## Exercise instructions
Search the material for the string "been", then return every line where it is found.

Entries from a dataset:
## BEGIN
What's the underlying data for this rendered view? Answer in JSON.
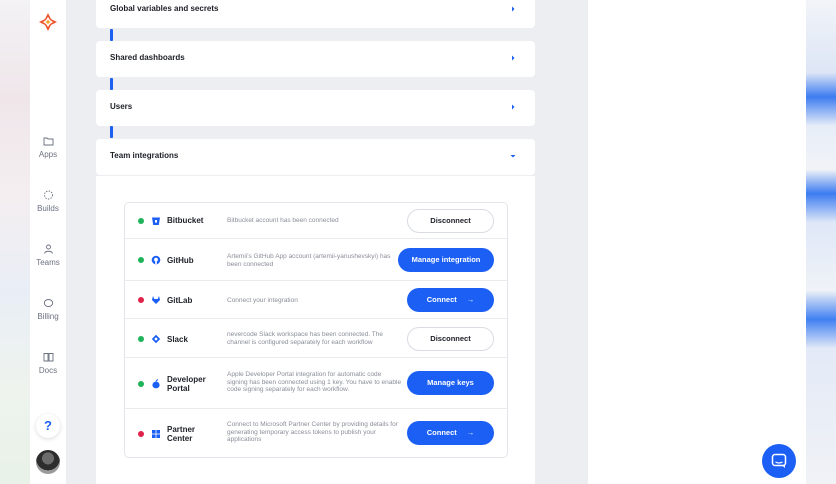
{
  "sidebar": {
    "items": [
      {
        "label": "Apps",
        "icon": "folder-icon"
      },
      {
        "label": "Builds",
        "icon": "builds-icon"
      },
      {
        "label": "Teams",
        "icon": "user-icon"
      },
      {
        "label": "Billing",
        "icon": "billing-icon"
      },
      {
        "label": "Docs",
        "icon": "book-icon"
      }
    ],
    "help_label": "?"
  },
  "sections": [
    {
      "title": "Global variables and secrets",
      "expanded": false
    },
    {
      "title": "Shared dashboards",
      "expanded": false
    },
    {
      "title": "Users",
      "expanded": false
    },
    {
      "title": "Team integrations",
      "expanded": true
    }
  ],
  "integrations": [
    {
      "name": "Bitbucket",
      "status": "connected",
      "description": "Bitbucket account has been connected",
      "action": "Disconnect",
      "action_style": "outline",
      "icon": "bitbucket-icon"
    },
    {
      "name": "GitHub",
      "status": "connected",
      "description": "Artemii's GitHub App account (artemii-yanushevskyi) has been connected",
      "action": "Manage integration",
      "action_style": "primary",
      "icon": "github-icon"
    },
    {
      "name": "GitLab",
      "status": "disconnected",
      "description": "Connect your integration",
      "action": "Connect",
      "action_style": "primary-arrow",
      "icon": "gitlab-icon"
    },
    {
      "name": "Slack",
      "status": "connected",
      "description": "nevercode Slack workspace has been connected. The channel is configured separately for each workflow",
      "action": "Disconnect",
      "action_style": "outline",
      "icon": "slack-icon"
    },
    {
      "name": "Developer Portal",
      "status": "connected",
      "description": "Apple Developer Portal integration for automatic code signing has been connected using 1 key. You have to enable code signing separately for each workflow.",
      "action": "Manage keys",
      "action_style": "primary",
      "icon": "apple-icon"
    },
    {
      "name": "Partner Center",
      "status": "disconnected",
      "description": "Connect to Microsoft Partner Center by providing details for generating temporary access tokens to publish your applications",
      "action": "Connect",
      "action_style": "primary-arrow",
      "icon": "microsoft-icon"
    }
  ],
  "colors": {
    "accent": "#1b5ff5",
    "connected": "#1fb35a",
    "disconnected": "#e0234a"
  }
}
## END
## Solution
      "description": "Bitbucket account has been connected",
      "description": "Artemii's GitHub App account (artemii-yanushevskyi) has been connected",
      "description": "nevercode Slack workspace has been connected. The channel is configured separately for each workflow",
      "description": "Apple Developer Portal integration for automatic code signing has been connected using 1 key. You have to enable code signing separately for each workflow.",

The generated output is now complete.